Requirement
Collect each line containing "Index".
○ ○ ○ ○ ○ ○ ○
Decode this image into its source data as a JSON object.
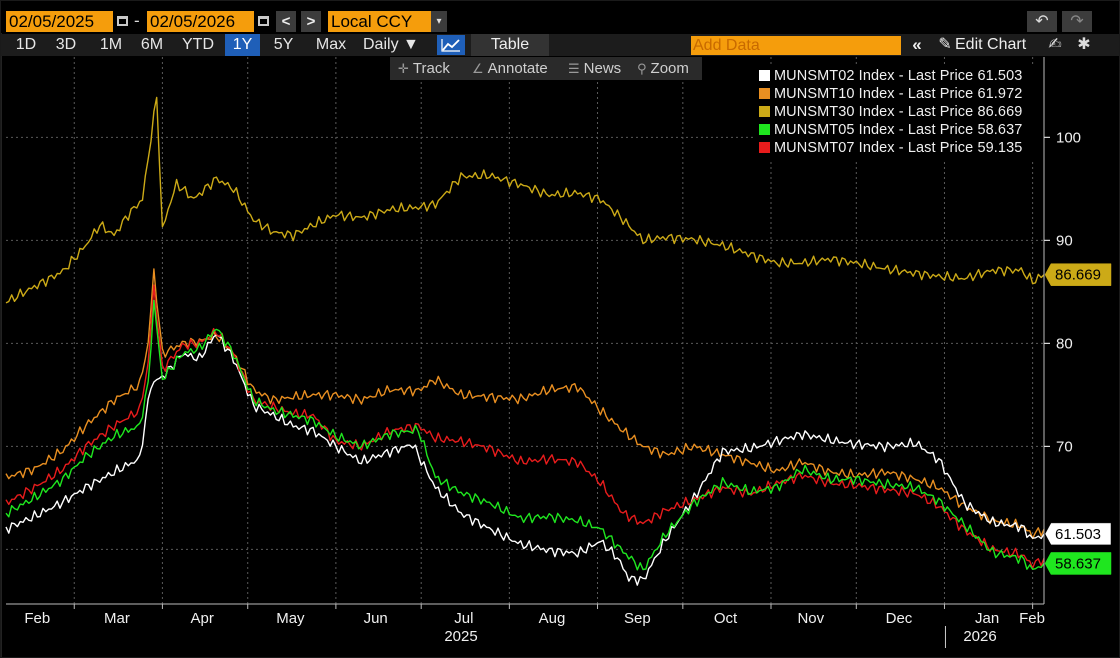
{
  "toolbar": {
    "start_date": "02/05/2025",
    "end_date": "02/05/2026",
    "date_dash": "-",
    "prev_label": "<",
    "next_label": ">",
    "currency": "Local CCY",
    "currency_arrow": "▾",
    "undo_label": "↶",
    "redo_label": "↷"
  },
  "range_buttons": [
    "1D",
    "3D",
    "1M",
    "6M",
    "YTD",
    "1Y",
    "5Y",
    "Max"
  ],
  "active_range": "1Y",
  "toolbar2": {
    "frequency": "Daily ▼",
    "table_label": "Table",
    "add_data_placeholder": "Add Data",
    "collapse_label": "«",
    "edit_chart_label": "Edit Chart",
    "pencil_glyph": "✎",
    "settings_glyph": "✱",
    "edit_icon_glyph": "✍"
  },
  "subtools": {
    "track": "Track",
    "annotate": "Annotate",
    "news": "News",
    "zoom": "Zoom"
  },
  "colors": {
    "MUNSMT02": "#ffffff",
    "MUNSMT10": "#e98f21",
    "MUNSMT30": "#ccaa17",
    "MUNSMT05": "#1fe61f",
    "MUNSMT07": "#e81c1c",
    "accent": "#f59d0c",
    "active_blue": "#1f5fb8"
  },
  "chart_data": {
    "type": "line",
    "x_axis_labels": [
      "Feb",
      "Mar",
      "Apr",
      "May",
      "Jun",
      "Jul",
      "Aug",
      "Sep",
      "Oct",
      "Nov",
      "Dec",
      "Jan",
      "Feb"
    ],
    "year_labels": [
      "2025",
      "2026"
    ],
    "y_ticks": [
      70,
      80,
      90,
      100
    ],
    "y_range": [
      54.7,
      107.8
    ],
    "x_range": [
      "2025-02-05",
      "2026-02-05"
    ],
    "series": [
      {
        "name": "MUNSMT02 Index - Last Price 61.503",
        "ticker": "MUNSMT02",
        "last": "61.503",
        "points": [
          [
            "2025-02-05",
            62
          ],
          [
            "2025-02-15",
            63.2
          ],
          [
            "2025-02-25",
            64.6
          ],
          [
            "2025-03-05",
            66
          ],
          [
            "2025-03-15",
            67.5
          ],
          [
            "2025-03-24",
            68.8
          ],
          [
            "2025-03-28",
            76
          ],
          [
            "2025-04-02",
            77
          ],
          [
            "2025-04-08",
            79
          ],
          [
            "2025-04-14",
            78.5
          ],
          [
            "2025-04-20",
            81
          ],
          [
            "2025-04-26",
            78.5
          ],
          [
            "2025-05-03",
            74
          ],
          [
            "2025-05-10",
            73
          ],
          [
            "2025-05-17",
            72
          ],
          [
            "2025-05-24",
            71.5
          ],
          [
            "2025-06-01",
            70
          ],
          [
            "2025-06-10",
            68.5
          ],
          [
            "2025-06-20",
            69.5
          ],
          [
            "2025-06-28",
            70.2
          ],
          [
            "2025-07-06",
            66
          ],
          [
            "2025-07-15",
            63.5
          ],
          [
            "2025-07-25",
            62
          ],
          [
            "2025-08-05",
            60.5
          ],
          [
            "2025-08-15",
            59.9
          ],
          [
            "2025-08-25",
            59.6
          ],
          [
            "2025-09-02",
            60.8
          ],
          [
            "2025-09-08",
            59.2
          ],
          [
            "2025-09-12",
            57.2
          ],
          [
            "2025-09-17",
            57
          ],
          [
            "2025-09-25",
            61
          ],
          [
            "2025-10-05",
            65
          ],
          [
            "2025-10-15",
            69.5
          ],
          [
            "2025-10-25",
            69.8
          ],
          [
            "2025-11-03",
            70.5
          ],
          [
            "2025-11-12",
            71.2
          ],
          [
            "2025-11-22",
            70.6
          ],
          [
            "2025-12-01",
            70.2
          ],
          [
            "2025-12-12",
            70
          ],
          [
            "2025-12-22",
            70.3
          ],
          [
            "2025-12-30",
            68.7
          ],
          [
            "2026-01-08",
            64.5
          ],
          [
            "2026-01-18",
            62.6
          ],
          [
            "2026-01-28",
            62.2
          ],
          [
            "2026-02-01",
            61
          ],
          [
            "2026-02-05",
            61.503
          ]
        ]
      },
      {
        "name": "MUNSMT10 Index - Last Price 61.972",
        "ticker": "MUNSMT10",
        "last": "61.972",
        "points": [
          [
            "2025-02-05",
            67
          ],
          [
            "2025-02-15",
            67.8
          ],
          [
            "2025-02-25",
            69.6
          ],
          [
            "2025-03-05",
            72
          ],
          [
            "2025-03-15",
            74.5
          ],
          [
            "2025-03-24",
            76
          ],
          [
            "2025-03-27",
            80
          ],
          [
            "2025-03-29",
            87
          ],
          [
            "2025-04-01",
            79
          ],
          [
            "2025-04-08",
            80
          ],
          [
            "2025-04-14",
            80.2
          ],
          [
            "2025-04-20",
            80.8
          ],
          [
            "2025-04-26",
            79
          ],
          [
            "2025-05-03",
            75.5
          ],
          [
            "2025-05-10",
            74.5
          ],
          [
            "2025-05-17",
            74.8
          ],
          [
            "2025-05-24",
            75
          ],
          [
            "2025-06-01",
            75
          ],
          [
            "2025-06-10",
            74.5
          ],
          [
            "2025-06-20",
            75.5
          ],
          [
            "2025-06-30",
            75.4
          ],
          [
            "2025-07-06",
            76.5
          ],
          [
            "2025-07-15",
            75
          ],
          [
            "2025-07-25",
            74.8
          ],
          [
            "2025-08-05",
            74.6
          ],
          [
            "2025-08-15",
            75.5
          ],
          [
            "2025-08-25",
            75.8
          ],
          [
            "2025-09-02",
            73.5
          ],
          [
            "2025-09-10",
            71.5
          ],
          [
            "2025-09-17",
            70
          ],
          [
            "2025-09-25",
            69.2
          ],
          [
            "2025-10-05",
            70
          ],
          [
            "2025-10-15",
            69.2
          ],
          [
            "2025-10-25",
            68.4
          ],
          [
            "2025-11-03",
            67.6
          ],
          [
            "2025-11-12",
            68.5
          ],
          [
            "2025-11-22",
            67.5
          ],
          [
            "2025-12-01",
            67.2
          ],
          [
            "2025-12-12",
            67.5
          ],
          [
            "2025-12-22",
            66.8
          ],
          [
            "2025-12-30",
            66
          ],
          [
            "2026-01-08",
            64.2
          ],
          [
            "2026-01-18",
            62.8
          ],
          [
            "2026-01-28",
            62.3
          ],
          [
            "2026-02-01",
            61.4
          ],
          [
            "2026-02-05",
            61.972
          ]
        ]
      },
      {
        "name": "MUNSMT30 Index - Last Price 86.669",
        "ticker": "MUNSMT30",
        "last": "86.669",
        "points": [
          [
            "2025-02-05",
            84
          ],
          [
            "2025-02-15",
            85.5
          ],
          [
            "2025-02-25",
            87
          ],
          [
            "2025-03-05",
            89.5
          ],
          [
            "2025-03-10",
            91.5
          ],
          [
            "2025-03-15",
            90.5
          ],
          [
            "2025-03-20",
            92.5
          ],
          [
            "2025-03-25",
            94
          ],
          [
            "2025-03-28",
            100
          ],
          [
            "2025-03-30",
            104
          ],
          [
            "2025-04-01",
            91
          ],
          [
            "2025-04-03",
            93
          ],
          [
            "2025-04-06",
            95.5
          ],
          [
            "2025-04-12",
            94
          ],
          [
            "2025-04-20",
            96
          ],
          [
            "2025-04-26",
            95
          ],
          [
            "2025-05-03",
            92
          ],
          [
            "2025-05-10",
            90.8
          ],
          [
            "2025-05-17",
            90.5
          ],
          [
            "2025-05-24",
            91.5
          ],
          [
            "2025-06-01",
            92.5
          ],
          [
            "2025-06-10",
            92.2
          ],
          [
            "2025-06-20",
            93
          ],
          [
            "2025-06-30",
            93.2
          ],
          [
            "2025-07-06",
            93.5
          ],
          [
            "2025-07-15",
            96.2
          ],
          [
            "2025-07-25",
            96.3
          ],
          [
            "2025-08-05",
            95.4
          ],
          [
            "2025-08-15",
            94.4
          ],
          [
            "2025-08-25",
            94.6
          ],
          [
            "2025-09-02",
            94
          ],
          [
            "2025-09-10",
            92
          ],
          [
            "2025-09-17",
            90
          ],
          [
            "2025-09-25",
            90.3
          ],
          [
            "2025-10-05",
            90.1
          ],
          [
            "2025-10-15",
            89.5
          ],
          [
            "2025-10-25",
            88.6
          ],
          [
            "2025-11-03",
            87.8
          ],
          [
            "2025-11-12",
            87.8
          ],
          [
            "2025-11-22",
            88.2
          ],
          [
            "2025-12-01",
            87.8
          ],
          [
            "2025-12-12",
            87.2
          ],
          [
            "2025-12-22",
            86.8
          ],
          [
            "2025-12-30",
            86.5
          ],
          [
            "2026-01-08",
            86.3
          ],
          [
            "2026-01-18",
            87.1
          ],
          [
            "2026-01-28",
            87.1
          ],
          [
            "2026-02-01",
            86
          ],
          [
            "2026-02-05",
            86.669
          ]
        ]
      },
      {
        "name": "MUNSMT05 Index - Last Price 58.637",
        "ticker": "MUNSMT05",
        "last": "58.637",
        "points": [
          [
            "2025-02-05",
            63.5
          ],
          [
            "2025-02-15",
            65
          ],
          [
            "2025-02-25",
            66.8
          ],
          [
            "2025-03-05",
            69
          ],
          [
            "2025-03-15",
            71
          ],
          [
            "2025-03-24",
            72
          ],
          [
            "2025-03-27",
            76
          ],
          [
            "2025-03-29",
            84
          ],
          [
            "2025-04-01",
            76.5
          ],
          [
            "2025-04-08",
            79
          ],
          [
            "2025-04-14",
            79.5
          ],
          [
            "2025-04-20",
            81.5
          ],
          [
            "2025-04-26",
            79
          ],
          [
            "2025-05-03",
            74.5
          ],
          [
            "2025-05-10",
            73.5
          ],
          [
            "2025-05-17",
            73
          ],
          [
            "2025-05-24",
            72.5
          ],
          [
            "2025-06-01",
            71
          ],
          [
            "2025-06-10",
            70
          ],
          [
            "2025-06-20",
            71.2
          ],
          [
            "2025-06-30",
            71.6
          ],
          [
            "2025-07-06",
            67
          ],
          [
            "2025-07-15",
            65.5
          ],
          [
            "2025-07-25",
            64.5
          ],
          [
            "2025-08-05",
            63
          ],
          [
            "2025-08-15",
            63.2
          ],
          [
            "2025-08-25",
            62.8
          ],
          [
            "2025-09-02",
            62
          ],
          [
            "2025-09-10",
            59.8
          ],
          [
            "2025-09-17",
            58
          ],
          [
            "2025-09-25",
            61.5
          ],
          [
            "2025-10-05",
            64.5
          ],
          [
            "2025-10-15",
            66.5
          ],
          [
            "2025-10-25",
            65.6
          ],
          [
            "2025-11-03",
            66
          ],
          [
            "2025-11-12",
            67.8
          ],
          [
            "2025-11-22",
            66.8
          ],
          [
            "2025-12-01",
            66.8
          ],
          [
            "2025-12-12",
            66.3
          ],
          [
            "2025-12-22",
            66
          ],
          [
            "2025-12-30",
            64.7
          ],
          [
            "2026-01-08",
            62.4
          ],
          [
            "2026-01-18",
            59.7
          ],
          [
            "2026-01-28",
            59.1
          ],
          [
            "2026-02-01",
            58
          ],
          [
            "2026-02-05",
            58.637
          ]
        ]
      },
      {
        "name": "MUNSMT07 Index - Last Price 59.135",
        "ticker": "MUNSMT07",
        "last": "59.135",
        "points": [
          [
            "2025-02-05",
            64.5
          ],
          [
            "2025-02-15",
            66
          ],
          [
            "2025-02-25",
            67.8
          ],
          [
            "2025-03-05",
            70
          ],
          [
            "2025-03-15",
            72
          ],
          [
            "2025-03-24",
            73.5
          ],
          [
            "2025-03-27",
            78
          ],
          [
            "2025-03-29",
            85.5
          ],
          [
            "2025-04-01",
            77.5
          ],
          [
            "2025-04-08",
            79.8
          ],
          [
            "2025-04-14",
            80
          ],
          [
            "2025-04-20",
            81.2
          ],
          [
            "2025-04-26",
            79
          ],
          [
            "2025-05-03",
            74.5
          ],
          [
            "2025-05-10",
            73.8
          ],
          [
            "2025-05-17",
            73.2
          ],
          [
            "2025-05-24",
            73
          ],
          [
            "2025-06-01",
            70.5
          ],
          [
            "2025-06-10",
            70
          ],
          [
            "2025-06-20",
            71.5
          ],
          [
            "2025-06-30",
            72
          ],
          [
            "2025-07-06",
            70.8
          ],
          [
            "2025-07-15",
            70.5
          ],
          [
            "2025-07-25",
            69.8
          ],
          [
            "2025-08-05",
            68.5
          ],
          [
            "2025-08-15",
            68.8
          ],
          [
            "2025-08-25",
            68.5
          ],
          [
            "2025-09-02",
            66.5
          ],
          [
            "2025-09-10",
            63.5
          ],
          [
            "2025-09-17",
            62.5
          ],
          [
            "2025-09-25",
            63.8
          ],
          [
            "2025-10-05",
            64.8
          ],
          [
            "2025-10-15",
            66
          ],
          [
            "2025-10-25",
            65.4
          ],
          [
            "2025-11-03",
            66.4
          ],
          [
            "2025-11-12",
            67.2
          ],
          [
            "2025-11-22",
            66.4
          ],
          [
            "2025-12-01",
            66.2
          ],
          [
            "2025-12-12",
            65.8
          ],
          [
            "2025-12-22",
            65.4
          ],
          [
            "2025-12-30",
            64.2
          ],
          [
            "2026-01-08",
            61.9
          ],
          [
            "2026-01-18",
            60
          ],
          [
            "2026-01-28",
            59.5
          ],
          [
            "2026-02-01",
            58.5
          ],
          [
            "2026-02-05",
            59.135
          ]
        ]
      }
    ],
    "value_tags": [
      {
        "ticker": "MUNSMT30",
        "text": "86.669",
        "value": 86.669
      },
      {
        "ticker": "MUNSMT02",
        "text": "61.503",
        "value": 61.503
      },
      {
        "ticker": "MUNSMT05",
        "text": "58.637",
        "value": 58.637
      }
    ],
    "grid": true,
    "legend_position": "top-right"
  }
}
○ ○ ○ ○ ○ ○ ○
Answer in full
        "name": "MUNSMT02 Index - Last Price 61.503",
        "name": "MUNSMT10 Index - Last Price 61.972",
        "name": "MUNSMT30 Index - Last Price 86.669",
        "name": "MUNSMT05 Index - Last Price 58.637",
        "name": "MUNSMT07 Index - Last Price 59.135",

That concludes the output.